---------- Dataset records

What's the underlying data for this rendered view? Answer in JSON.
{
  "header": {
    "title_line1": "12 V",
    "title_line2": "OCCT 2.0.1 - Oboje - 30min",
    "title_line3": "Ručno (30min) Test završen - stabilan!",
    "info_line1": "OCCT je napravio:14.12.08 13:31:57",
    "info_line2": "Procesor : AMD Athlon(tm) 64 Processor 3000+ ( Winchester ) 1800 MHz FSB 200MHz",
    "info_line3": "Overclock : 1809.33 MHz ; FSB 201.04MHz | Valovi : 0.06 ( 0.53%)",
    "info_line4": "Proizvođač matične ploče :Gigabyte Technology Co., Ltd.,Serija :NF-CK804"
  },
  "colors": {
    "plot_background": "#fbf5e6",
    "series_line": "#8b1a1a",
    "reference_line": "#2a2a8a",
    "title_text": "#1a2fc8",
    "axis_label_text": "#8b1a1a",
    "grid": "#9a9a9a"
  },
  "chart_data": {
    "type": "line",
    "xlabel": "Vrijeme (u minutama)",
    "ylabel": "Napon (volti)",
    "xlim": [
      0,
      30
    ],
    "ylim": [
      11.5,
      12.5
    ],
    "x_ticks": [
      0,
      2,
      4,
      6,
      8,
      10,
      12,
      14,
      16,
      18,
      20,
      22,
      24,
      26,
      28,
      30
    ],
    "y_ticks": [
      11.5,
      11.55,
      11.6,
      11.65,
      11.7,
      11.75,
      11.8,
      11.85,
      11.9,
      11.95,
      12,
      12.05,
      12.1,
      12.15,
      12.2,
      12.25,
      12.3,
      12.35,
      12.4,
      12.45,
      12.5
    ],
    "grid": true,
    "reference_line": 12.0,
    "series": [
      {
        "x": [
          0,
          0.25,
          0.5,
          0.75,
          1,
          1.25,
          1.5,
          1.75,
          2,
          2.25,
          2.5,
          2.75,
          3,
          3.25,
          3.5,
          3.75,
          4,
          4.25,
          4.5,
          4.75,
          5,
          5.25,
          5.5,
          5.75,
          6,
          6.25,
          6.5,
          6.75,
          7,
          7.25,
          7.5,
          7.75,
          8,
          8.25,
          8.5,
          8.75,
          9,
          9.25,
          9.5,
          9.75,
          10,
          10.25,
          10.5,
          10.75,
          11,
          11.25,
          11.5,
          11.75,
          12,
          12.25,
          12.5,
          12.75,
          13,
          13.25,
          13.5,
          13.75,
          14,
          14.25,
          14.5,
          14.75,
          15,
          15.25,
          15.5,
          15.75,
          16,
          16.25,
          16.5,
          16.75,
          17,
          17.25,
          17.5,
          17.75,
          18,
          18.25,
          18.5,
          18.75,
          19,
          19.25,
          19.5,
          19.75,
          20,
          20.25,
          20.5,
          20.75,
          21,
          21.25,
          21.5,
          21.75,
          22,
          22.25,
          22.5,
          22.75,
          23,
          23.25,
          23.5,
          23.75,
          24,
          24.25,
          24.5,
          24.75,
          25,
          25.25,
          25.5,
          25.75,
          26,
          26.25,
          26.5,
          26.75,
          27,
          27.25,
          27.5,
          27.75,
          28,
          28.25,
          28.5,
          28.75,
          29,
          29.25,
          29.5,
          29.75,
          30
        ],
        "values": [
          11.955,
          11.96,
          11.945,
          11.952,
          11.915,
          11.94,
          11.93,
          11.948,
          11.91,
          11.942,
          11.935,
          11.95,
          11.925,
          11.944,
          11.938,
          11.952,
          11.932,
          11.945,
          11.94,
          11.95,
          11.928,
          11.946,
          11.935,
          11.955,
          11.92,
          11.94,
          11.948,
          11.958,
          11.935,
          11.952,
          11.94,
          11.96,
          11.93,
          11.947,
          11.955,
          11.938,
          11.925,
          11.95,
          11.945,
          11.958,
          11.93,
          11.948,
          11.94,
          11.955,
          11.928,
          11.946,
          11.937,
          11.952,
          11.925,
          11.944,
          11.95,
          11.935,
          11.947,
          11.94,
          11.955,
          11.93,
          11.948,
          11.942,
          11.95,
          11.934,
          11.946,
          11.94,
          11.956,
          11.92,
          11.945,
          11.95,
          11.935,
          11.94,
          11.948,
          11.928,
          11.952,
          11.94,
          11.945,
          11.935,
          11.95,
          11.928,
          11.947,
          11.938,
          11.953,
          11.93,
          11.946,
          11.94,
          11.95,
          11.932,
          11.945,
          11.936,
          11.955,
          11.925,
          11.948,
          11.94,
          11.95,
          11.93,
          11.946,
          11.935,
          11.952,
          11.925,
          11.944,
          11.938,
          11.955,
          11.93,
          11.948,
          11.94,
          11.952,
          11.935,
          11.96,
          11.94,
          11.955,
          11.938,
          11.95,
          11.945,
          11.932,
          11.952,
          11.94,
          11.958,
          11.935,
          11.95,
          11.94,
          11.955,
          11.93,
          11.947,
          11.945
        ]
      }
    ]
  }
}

--------------------

▸ **Set task**
Produce an exact copy of all the records.

▸ **Written response**
What's the underlying data for this rendered view? Answer in JSON.
{
  "header": {
    "title_line1": "12 V",
    "title_line2": "OCCT 2.0.1 - Oboje - 30min",
    "title_line3": "Ručno (30min) Test završen - stabilan!",
    "info_line1": "OCCT je napravio:14.12.08 13:31:57",
    "info_line2": "Procesor : AMD Athlon(tm) 64 Processor 3000+ ( Winchester ) 1800 MHz FSB 200MHz",
    "info_line3": "Overclock : 1809.33 MHz ; FSB 201.04MHz | Valovi : 0.06 ( 0.53%)",
    "info_line4": "Proizvođač matične ploče :Gigabyte Technology Co., Ltd.,Serija :NF-CK804"
  },
  "colors": {
    "plot_background": "#fbf5e6",
    "series_line": "#8b1a1a",
    "reference_line": "#2a2a8a",
    "title_text": "#1a2fc8",
    "axis_label_text": "#8b1a1a",
    "grid": "#9a9a9a"
  },
  "chart_data": {
    "type": "line",
    "xlabel": "Vrijeme (u minutama)",
    "ylabel": "Napon (volti)",
    "xlim": [
      0,
      30
    ],
    "ylim": [
      11.5,
      12.5
    ],
    "x_ticks": [
      0,
      2,
      4,
      6,
      8,
      10,
      12,
      14,
      16,
      18,
      20,
      22,
      24,
      26,
      28,
      30
    ],
    "y_ticks": [
      11.5,
      11.55,
      11.6,
      11.65,
      11.7,
      11.75,
      11.8,
      11.85,
      11.9,
      11.95,
      12,
      12.05,
      12.1,
      12.15,
      12.2,
      12.25,
      12.3,
      12.35,
      12.4,
      12.45,
      12.5
    ],
    "grid": true,
    "reference_line": 12.0,
    "series": [
      {
        "x": [
          0,
          0.25,
          0.5,
          0.75,
          1,
          1.25,
          1.5,
          1.75,
          2,
          2.25,
          2.5,
          2.75,
          3,
          3.25,
          3.5,
          3.75,
          4,
          4.25,
          4.5,
          4.75,
          5,
          5.25,
          5.5,
          5.75,
          6,
          6.25,
          6.5,
          6.75,
          7,
          7.25,
          7.5,
          7.75,
          8,
          8.25,
          8.5,
          8.75,
          9,
          9.25,
          9.5,
          9.75,
          10,
          10.25,
          10.5,
          10.75,
          11,
          11.25,
          11.5,
          11.75,
          12,
          12.25,
          12.5,
          12.75,
          13,
          13.25,
          13.5,
          13.75,
          14,
          14.25,
          14.5,
          14.75,
          15,
          15.25,
          15.5,
          15.75,
          16,
          16.25,
          16.5,
          16.75,
          17,
          17.25,
          17.5,
          17.75,
          18,
          18.25,
          18.5,
          18.75,
          19,
          19.25,
          19.5,
          19.75,
          20,
          20.25,
          20.5,
          20.75,
          21,
          21.25,
          21.5,
          21.75,
          22,
          22.25,
          22.5,
          22.75,
          23,
          23.25,
          23.5,
          23.75,
          24,
          24.25,
          24.5,
          24.75,
          25,
          25.25,
          25.5,
          25.75,
          26,
          26.25,
          26.5,
          26.75,
          27,
          27.25,
          27.5,
          27.75,
          28,
          28.25,
          28.5,
          28.75,
          29,
          29.25,
          29.5,
          29.75,
          30
        ],
        "values": [
          11.955,
          11.96,
          11.945,
          11.952,
          11.915,
          11.94,
          11.93,
          11.948,
          11.91,
          11.942,
          11.935,
          11.95,
          11.925,
          11.944,
          11.938,
          11.952,
          11.932,
          11.945,
          11.94,
          11.95,
          11.928,
          11.946,
          11.935,
          11.955,
          11.92,
          11.94,
          11.948,
          11.958,
          11.935,
          11.952,
          11.94,
          11.96,
          11.93,
          11.947,
          11.955,
          11.938,
          11.925,
          11.95,
          11.945,
          11.958,
          11.93,
          11.948,
          11.94,
          11.955,
          11.928,
          11.946,
          11.937,
          11.952,
          11.925,
          11.944,
          11.95,
          11.935,
          11.947,
          11.94,
          11.955,
          11.93,
          11.948,
          11.942,
          11.95,
          11.934,
          11.946,
          11.94,
          11.956,
          11.92,
          11.945,
          11.95,
          11.935,
          11.94,
          11.948,
          11.928,
          11.952,
          11.94,
          11.945,
          11.935,
          11.95,
          11.928,
          11.947,
          11.938,
          11.953,
          11.93,
          11.946,
          11.94,
          11.95,
          11.932,
          11.945,
          11.936,
          11.955,
          11.925,
          11.948,
          11.94,
          11.95,
          11.93,
          11.946,
          11.935,
          11.952,
          11.925,
          11.944,
          11.938,
          11.955,
          11.93,
          11.948,
          11.94,
          11.952,
          11.935,
          11.96,
          11.94,
          11.955,
          11.938,
          11.95,
          11.945,
          11.932,
          11.952,
          11.94,
          11.958,
          11.935,
          11.95,
          11.94,
          11.955,
          11.93,
          11.947,
          11.945
        ]
      }
    ]
  }
}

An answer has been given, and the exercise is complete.